Challenge:
Each entry needs to be restated exactly as written.

Dataset records:
********
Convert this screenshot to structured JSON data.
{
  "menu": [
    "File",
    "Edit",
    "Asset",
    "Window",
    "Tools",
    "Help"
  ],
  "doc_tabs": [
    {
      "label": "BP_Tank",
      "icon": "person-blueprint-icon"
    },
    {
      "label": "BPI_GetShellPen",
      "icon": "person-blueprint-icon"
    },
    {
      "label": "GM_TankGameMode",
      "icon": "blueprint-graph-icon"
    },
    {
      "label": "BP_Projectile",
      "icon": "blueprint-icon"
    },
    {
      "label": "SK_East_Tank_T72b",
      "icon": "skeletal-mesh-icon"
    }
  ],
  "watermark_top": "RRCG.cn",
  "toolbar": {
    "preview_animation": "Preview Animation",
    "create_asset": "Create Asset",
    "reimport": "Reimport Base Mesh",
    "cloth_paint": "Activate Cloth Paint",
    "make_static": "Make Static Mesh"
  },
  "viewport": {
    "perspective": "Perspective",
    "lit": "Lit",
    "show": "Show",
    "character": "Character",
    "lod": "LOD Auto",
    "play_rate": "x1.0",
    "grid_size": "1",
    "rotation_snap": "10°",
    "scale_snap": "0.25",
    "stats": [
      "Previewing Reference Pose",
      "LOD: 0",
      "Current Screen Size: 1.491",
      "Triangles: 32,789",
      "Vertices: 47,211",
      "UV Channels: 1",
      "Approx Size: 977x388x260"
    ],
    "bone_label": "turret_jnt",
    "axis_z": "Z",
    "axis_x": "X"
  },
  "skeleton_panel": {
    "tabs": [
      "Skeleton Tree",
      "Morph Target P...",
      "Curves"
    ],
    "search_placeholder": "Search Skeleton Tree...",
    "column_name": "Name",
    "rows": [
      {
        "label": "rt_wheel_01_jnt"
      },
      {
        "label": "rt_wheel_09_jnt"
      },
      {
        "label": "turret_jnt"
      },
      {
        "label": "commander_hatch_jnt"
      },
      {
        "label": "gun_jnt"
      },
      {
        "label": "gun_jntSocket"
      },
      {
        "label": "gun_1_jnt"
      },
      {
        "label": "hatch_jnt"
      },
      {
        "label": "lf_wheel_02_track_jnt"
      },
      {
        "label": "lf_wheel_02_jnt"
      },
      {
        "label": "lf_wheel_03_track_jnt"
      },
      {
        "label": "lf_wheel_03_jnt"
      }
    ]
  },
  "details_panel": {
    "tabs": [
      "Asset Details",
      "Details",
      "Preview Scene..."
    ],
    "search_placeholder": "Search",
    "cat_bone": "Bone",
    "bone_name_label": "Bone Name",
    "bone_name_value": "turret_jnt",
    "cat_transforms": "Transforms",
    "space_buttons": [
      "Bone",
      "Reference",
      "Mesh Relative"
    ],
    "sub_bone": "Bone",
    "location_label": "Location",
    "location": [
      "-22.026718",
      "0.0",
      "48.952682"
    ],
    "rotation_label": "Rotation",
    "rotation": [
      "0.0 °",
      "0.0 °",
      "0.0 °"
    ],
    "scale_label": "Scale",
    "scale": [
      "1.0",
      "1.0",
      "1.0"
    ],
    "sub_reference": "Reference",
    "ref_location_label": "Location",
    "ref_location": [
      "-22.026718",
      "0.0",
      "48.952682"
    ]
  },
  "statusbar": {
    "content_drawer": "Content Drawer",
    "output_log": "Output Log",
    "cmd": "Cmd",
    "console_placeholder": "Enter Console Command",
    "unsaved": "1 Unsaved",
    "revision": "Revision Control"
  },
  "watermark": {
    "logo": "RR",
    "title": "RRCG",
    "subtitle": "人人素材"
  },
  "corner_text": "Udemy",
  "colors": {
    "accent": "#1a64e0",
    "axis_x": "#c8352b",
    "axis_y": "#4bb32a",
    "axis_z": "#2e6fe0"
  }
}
********
Answer to this exercise:
Convert this screenshot to structured JSON data.
{
  "menu": [
    "File",
    "Edit",
    "Asset",
    "Window",
    "Tools",
    "Help"
  ],
  "doc_tabs": [
    {
      "label": "BP_Tank",
      "icon": "person-blueprint-icon"
    },
    {
      "label": "BPI_GetShellPen",
      "icon": "person-blueprint-icon"
    },
    {
      "label": "GM_TankGameMode",
      "icon": "blueprint-graph-icon"
    },
    {
      "label": "BP_Projectile",
      "icon": "blueprint-icon"
    },
    {
      "label": "SK_East_Tank_T72b",
      "icon": "skeletal-mesh-icon"
    }
  ],
  "watermark_top": "RRCG.cn",
  "toolbar": {
    "preview_animation": "Preview Animation",
    "create_asset": "Create Asset",
    "reimport": "Reimport Base Mesh",
    "cloth_paint": "Activate Cloth Paint",
    "make_static": "Make Static Mesh"
  },
  "viewport": {
    "perspective": "Perspective",
    "lit": "Lit",
    "show": "Show",
    "character": "Character",
    "lod": "LOD Auto",
    "play_rate": "x1.0",
    "grid_size": "1",
    "rotation_snap": "10°",
    "scale_snap": "0.25",
    "stats": [
      "Previewing Reference Pose",
      "LOD: 0",
      "Current Screen Size: 1.491",
      "Triangles: 32,789",
      "Vertices: 47,211",
      "UV Channels: 1",
      "Approx Size: 977x388x260"
    ],
    "bone_label": "turret_jnt",
    "axis_z": "Z",
    "axis_x": "X"
  },
  "skeleton_panel": {
    "tabs": [
      "Skeleton Tree",
      "Morph Target P...",
      "Curves"
    ],
    "search_placeholder": "Search Skeleton Tree...",
    "column_name": "Name",
    "rows": [
      {
        "label": "rt_wheel_01_jnt"
      },
      {
        "label": "rt_wheel_09_jnt"
      },
      {
        "label": "turret_jnt"
      },
      {
        "label": "commander_hatch_jnt"
      },
      {
        "label": "gun_jnt"
      },
      {
        "label": "gun_jntSocket"
      },
      {
        "label": "gun_1_jnt"
      },
      {
        "label": "hatch_jnt"
      },
      {
        "label": "lf_wheel_02_track_jnt"
      },
      {
        "label": "lf_wheel_02_jnt"
      },
      {
        "label": "lf_wheel_03_track_jnt"
      },
      {
        "label": "lf_wheel_03_jnt"
      }
    ]
  },
  "details_panel": {
    "tabs": [
      "Asset Details",
      "Details",
      "Preview Scene..."
    ],
    "search_placeholder": "Search",
    "cat_bone": "Bone",
    "bone_name_label": "Bone Name",
    "bone_name_value": "turret_jnt",
    "cat_transforms": "Transforms",
    "space_buttons": [
      "Bone",
      "Reference",
      "Mesh Relative"
    ],
    "sub_bone": "Bone",
    "location_label": "Location",
    "location": [
      "-22.026718",
      "0.0",
      "48.952682"
    ],
    "rotation_label": "Rotation",
    "rotation": [
      "0.0 °",
      "0.0 °",
      "0.0 °"
    ],
    "scale_label": "Scale",
    "scale": [
      "1.0",
      "1.0",
      "1.0"
    ],
    "sub_reference": "Reference",
    "ref_location_label": "Location",
    "ref_location": [
      "-22.026718",
      "0.0",
      "48.952682"
    ]
  },
  "statusbar": {
    "content_drawer": "Content Drawer",
    "output_log": "Output Log",
    "cmd": "Cmd",
    "console_placeholder": "Enter Console Command",
    "unsaved": "1 Unsaved",
    "revision": "Revision Control"
  },
  "watermark": {
    "logo": "RR",
    "title": "RRCG",
    "subtitle": "人人素材"
  },
  "corner_text": "Udemy",
  "colors": {
    "accent": "#1a64e0",
    "axis_x": "#c8352b",
    "axis_y": "#4bb32a",
    "axis_z": "#2e6fe0"
  }
}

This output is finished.